-- GIVEN RECORDS --

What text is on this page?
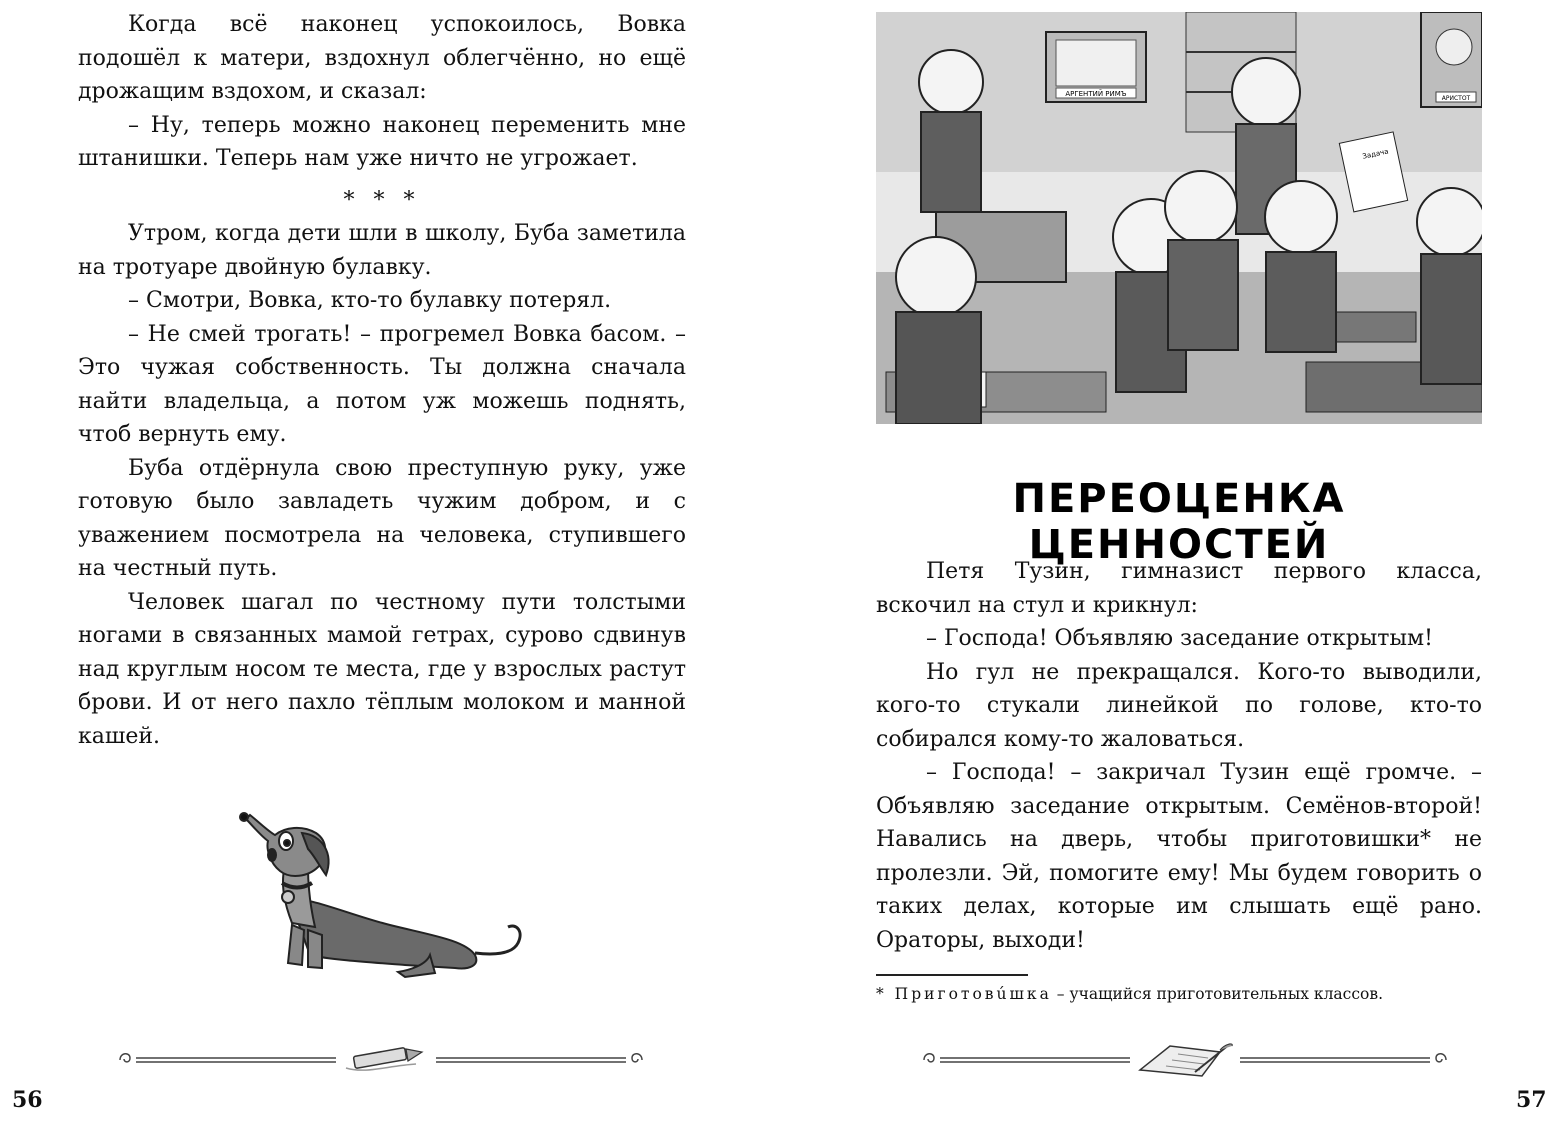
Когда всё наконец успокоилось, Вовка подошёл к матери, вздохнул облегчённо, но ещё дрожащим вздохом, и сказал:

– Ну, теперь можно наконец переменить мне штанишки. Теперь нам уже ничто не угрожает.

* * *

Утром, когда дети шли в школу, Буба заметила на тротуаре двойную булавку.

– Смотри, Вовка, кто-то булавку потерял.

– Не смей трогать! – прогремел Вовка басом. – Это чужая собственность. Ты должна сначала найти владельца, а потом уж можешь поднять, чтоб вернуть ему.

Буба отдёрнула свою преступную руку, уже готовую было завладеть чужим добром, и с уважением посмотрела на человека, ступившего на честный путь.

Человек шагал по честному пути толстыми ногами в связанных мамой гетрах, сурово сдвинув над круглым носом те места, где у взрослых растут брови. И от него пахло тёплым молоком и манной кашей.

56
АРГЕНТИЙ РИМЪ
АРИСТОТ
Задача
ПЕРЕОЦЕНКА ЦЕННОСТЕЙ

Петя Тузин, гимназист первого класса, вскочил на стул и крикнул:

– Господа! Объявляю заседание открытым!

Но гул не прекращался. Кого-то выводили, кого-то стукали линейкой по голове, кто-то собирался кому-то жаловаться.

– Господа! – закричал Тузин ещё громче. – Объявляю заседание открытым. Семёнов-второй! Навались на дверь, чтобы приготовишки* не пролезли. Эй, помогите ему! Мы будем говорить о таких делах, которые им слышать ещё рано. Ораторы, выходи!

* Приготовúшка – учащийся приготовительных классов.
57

---

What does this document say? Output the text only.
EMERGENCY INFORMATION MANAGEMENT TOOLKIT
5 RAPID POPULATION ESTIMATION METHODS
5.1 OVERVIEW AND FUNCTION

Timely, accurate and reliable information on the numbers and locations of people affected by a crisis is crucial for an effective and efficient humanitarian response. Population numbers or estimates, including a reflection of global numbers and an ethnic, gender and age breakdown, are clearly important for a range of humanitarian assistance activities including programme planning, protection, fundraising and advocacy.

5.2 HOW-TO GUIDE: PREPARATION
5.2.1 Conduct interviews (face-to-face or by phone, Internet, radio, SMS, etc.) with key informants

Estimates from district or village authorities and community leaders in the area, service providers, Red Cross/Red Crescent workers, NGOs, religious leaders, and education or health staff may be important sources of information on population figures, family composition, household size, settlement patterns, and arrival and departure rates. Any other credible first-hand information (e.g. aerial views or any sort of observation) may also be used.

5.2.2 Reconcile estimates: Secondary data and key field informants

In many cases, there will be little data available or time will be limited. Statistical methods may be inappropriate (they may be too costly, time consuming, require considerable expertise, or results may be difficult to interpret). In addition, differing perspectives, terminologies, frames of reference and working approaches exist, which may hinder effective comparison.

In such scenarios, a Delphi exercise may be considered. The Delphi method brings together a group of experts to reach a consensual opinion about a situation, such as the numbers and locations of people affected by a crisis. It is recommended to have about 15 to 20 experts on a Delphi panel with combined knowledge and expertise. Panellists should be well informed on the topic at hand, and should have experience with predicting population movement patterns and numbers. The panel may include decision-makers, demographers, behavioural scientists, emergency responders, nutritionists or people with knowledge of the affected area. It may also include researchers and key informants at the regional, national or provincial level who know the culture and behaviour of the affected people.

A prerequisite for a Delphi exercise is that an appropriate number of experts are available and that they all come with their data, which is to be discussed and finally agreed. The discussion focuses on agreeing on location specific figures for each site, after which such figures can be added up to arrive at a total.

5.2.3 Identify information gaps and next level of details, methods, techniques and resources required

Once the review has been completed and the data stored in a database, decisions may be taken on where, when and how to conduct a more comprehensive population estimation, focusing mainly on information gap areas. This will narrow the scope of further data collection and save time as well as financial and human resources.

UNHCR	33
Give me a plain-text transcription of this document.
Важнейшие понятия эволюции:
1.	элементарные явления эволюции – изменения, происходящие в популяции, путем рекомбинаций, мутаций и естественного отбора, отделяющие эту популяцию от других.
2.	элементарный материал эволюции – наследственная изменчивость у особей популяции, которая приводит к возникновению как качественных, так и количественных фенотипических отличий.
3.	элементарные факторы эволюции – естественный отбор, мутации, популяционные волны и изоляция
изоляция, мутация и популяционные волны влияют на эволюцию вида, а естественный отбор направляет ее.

-- BRIEF --
Find the word "Тузин" in the entries above and gather every line that holds it.

-- TASK RESPONSE --
Петя Тузин, гимназист первого класса, вскочил на стул и крикнул:
– Господа! – закричал Тузин ещё громче. – Объявляю заседание открытым. Семёнов-второй! Навались на дверь, чтобы приготовишки* не пролезли. Эй, помогите ему! Мы будем говорить о таких делах, которые им слышать ещё рано. Ораторы, выходи!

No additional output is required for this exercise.